— start —

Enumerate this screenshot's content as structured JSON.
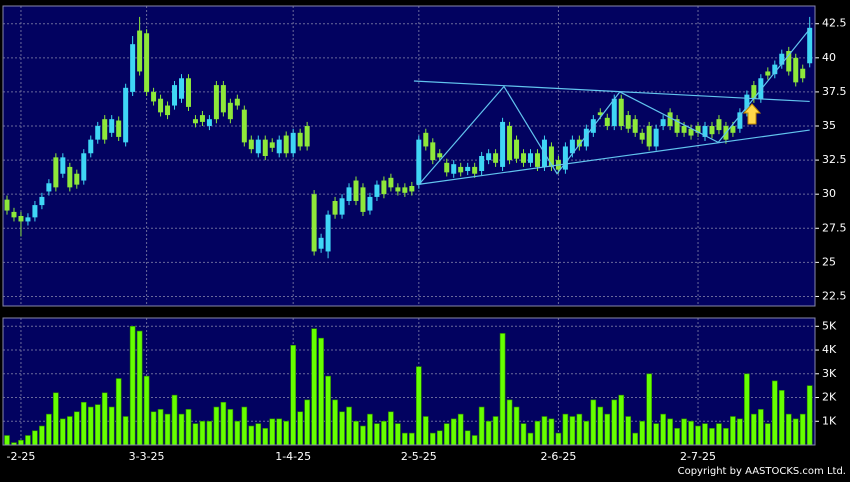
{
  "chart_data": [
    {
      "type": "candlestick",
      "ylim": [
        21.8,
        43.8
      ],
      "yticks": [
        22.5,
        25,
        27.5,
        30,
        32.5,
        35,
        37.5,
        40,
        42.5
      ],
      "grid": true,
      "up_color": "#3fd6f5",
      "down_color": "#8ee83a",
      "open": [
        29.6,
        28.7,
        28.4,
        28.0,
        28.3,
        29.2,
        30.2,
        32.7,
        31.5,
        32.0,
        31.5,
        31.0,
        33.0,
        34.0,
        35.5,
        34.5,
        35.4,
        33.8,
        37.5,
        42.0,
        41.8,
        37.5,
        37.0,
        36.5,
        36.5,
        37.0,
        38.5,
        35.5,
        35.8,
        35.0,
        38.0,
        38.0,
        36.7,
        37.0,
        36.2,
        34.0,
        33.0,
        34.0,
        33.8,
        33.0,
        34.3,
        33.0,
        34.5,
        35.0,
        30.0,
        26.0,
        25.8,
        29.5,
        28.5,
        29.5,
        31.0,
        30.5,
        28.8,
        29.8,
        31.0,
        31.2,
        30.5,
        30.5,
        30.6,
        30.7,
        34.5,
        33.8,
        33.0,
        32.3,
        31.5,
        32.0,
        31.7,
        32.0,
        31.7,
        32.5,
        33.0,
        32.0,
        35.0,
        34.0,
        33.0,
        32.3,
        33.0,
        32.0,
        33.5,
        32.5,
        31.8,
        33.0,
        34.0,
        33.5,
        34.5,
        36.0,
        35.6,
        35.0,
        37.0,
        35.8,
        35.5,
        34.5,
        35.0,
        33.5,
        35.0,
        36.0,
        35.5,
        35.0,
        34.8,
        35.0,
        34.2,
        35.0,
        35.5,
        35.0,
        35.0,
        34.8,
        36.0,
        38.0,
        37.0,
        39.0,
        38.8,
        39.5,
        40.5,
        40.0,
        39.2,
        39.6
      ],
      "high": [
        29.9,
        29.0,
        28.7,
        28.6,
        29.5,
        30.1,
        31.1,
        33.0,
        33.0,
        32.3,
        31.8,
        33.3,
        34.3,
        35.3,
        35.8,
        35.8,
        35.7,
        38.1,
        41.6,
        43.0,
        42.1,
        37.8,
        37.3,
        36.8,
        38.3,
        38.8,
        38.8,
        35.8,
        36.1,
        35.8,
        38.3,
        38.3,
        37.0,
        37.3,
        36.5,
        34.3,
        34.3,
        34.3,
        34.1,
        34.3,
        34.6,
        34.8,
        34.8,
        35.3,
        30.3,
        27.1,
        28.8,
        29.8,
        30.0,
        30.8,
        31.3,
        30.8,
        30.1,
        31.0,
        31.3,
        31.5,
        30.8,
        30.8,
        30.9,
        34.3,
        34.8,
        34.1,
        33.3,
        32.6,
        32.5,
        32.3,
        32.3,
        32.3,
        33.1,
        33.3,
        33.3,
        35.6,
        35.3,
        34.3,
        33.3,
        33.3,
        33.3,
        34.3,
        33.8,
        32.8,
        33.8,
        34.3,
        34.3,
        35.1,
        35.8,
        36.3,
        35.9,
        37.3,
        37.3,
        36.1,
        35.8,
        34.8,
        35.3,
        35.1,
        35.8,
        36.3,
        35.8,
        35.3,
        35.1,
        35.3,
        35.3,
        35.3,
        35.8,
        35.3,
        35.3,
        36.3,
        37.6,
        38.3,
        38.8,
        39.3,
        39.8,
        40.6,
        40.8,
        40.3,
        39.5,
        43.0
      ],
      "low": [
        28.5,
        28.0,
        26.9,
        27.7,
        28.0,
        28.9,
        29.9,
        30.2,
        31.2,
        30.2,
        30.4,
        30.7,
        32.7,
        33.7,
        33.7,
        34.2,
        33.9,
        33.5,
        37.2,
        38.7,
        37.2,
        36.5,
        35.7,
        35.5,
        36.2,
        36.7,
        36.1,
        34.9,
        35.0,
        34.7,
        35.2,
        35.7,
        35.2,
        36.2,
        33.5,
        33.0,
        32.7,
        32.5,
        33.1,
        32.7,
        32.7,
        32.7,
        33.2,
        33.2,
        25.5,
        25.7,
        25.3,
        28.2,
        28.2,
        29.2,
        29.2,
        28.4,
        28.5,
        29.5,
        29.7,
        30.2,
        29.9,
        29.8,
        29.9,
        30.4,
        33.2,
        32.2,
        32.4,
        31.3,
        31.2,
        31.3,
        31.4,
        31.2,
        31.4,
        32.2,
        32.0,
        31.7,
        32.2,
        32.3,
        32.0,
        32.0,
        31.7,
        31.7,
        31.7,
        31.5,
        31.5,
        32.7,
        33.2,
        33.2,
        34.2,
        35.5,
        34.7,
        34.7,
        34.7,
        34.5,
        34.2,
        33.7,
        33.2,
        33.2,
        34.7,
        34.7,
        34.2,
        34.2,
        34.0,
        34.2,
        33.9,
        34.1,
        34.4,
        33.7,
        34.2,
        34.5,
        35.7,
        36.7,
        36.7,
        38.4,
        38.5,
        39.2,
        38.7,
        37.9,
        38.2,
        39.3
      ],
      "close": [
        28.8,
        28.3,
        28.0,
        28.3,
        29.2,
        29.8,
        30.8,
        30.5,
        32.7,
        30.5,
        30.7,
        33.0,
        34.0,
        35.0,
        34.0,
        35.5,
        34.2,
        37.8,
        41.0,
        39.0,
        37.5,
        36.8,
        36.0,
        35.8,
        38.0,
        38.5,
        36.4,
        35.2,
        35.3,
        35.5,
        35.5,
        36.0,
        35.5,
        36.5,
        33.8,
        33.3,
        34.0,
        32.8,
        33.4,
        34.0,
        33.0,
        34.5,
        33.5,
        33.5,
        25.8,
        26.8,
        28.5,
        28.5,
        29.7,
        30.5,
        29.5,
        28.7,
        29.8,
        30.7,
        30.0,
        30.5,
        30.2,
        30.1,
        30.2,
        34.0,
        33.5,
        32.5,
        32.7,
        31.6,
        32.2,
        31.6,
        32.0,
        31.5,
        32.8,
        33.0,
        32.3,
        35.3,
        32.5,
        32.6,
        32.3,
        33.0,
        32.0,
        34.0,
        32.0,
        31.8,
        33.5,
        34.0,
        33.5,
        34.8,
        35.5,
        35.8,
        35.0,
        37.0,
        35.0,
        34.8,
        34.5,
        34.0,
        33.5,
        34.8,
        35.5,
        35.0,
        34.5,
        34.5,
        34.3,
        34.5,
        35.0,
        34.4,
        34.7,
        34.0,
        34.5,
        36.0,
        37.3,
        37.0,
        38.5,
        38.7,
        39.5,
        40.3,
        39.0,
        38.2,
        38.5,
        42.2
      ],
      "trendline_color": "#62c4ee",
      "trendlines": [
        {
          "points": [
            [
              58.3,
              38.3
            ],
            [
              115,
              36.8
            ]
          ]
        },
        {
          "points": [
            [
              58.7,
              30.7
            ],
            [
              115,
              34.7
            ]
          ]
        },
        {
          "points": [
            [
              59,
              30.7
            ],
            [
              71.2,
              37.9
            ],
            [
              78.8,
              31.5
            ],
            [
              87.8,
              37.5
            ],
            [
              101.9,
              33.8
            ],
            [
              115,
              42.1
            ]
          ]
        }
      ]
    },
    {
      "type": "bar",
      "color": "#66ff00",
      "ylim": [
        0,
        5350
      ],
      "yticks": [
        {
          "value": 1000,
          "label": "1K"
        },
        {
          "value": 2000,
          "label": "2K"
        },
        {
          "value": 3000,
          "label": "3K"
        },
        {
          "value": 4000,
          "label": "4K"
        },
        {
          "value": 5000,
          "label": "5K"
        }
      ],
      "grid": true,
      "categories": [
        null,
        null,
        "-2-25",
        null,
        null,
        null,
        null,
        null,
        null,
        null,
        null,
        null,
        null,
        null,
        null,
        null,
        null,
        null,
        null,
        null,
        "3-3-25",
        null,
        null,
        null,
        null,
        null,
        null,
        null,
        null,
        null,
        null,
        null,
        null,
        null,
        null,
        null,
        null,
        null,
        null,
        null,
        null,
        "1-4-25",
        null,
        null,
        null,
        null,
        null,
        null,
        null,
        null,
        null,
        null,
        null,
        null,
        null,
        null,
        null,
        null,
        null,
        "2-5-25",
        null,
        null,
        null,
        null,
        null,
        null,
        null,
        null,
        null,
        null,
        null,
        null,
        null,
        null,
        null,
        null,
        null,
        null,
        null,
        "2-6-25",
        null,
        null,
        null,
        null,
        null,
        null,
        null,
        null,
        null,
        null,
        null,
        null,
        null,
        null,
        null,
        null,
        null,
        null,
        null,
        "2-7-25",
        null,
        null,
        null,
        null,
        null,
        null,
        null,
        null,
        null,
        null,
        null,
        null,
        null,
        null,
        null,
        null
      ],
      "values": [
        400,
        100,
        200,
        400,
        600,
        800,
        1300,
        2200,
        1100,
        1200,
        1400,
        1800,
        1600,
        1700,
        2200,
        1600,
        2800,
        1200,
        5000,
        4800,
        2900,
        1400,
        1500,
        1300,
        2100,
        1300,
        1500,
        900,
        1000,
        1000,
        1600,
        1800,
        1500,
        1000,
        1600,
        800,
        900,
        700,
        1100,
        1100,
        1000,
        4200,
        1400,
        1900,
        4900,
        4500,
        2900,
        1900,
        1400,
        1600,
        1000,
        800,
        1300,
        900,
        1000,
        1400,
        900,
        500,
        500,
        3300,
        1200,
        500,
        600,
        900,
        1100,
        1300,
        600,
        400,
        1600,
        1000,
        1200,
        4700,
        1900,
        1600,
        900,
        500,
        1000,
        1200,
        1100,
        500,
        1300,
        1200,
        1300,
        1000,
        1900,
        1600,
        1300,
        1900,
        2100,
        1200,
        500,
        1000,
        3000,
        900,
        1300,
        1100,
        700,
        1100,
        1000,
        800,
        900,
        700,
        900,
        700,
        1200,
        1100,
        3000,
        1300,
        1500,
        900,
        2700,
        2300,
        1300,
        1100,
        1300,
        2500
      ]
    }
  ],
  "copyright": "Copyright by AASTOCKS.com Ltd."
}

— end —

Return each line among the entries that holds the word "label".

■ **Result of the task**
          "label": "1K"
          "label": "2K"
          "label": "3K"
          "label": "4K"
          "label": "5K"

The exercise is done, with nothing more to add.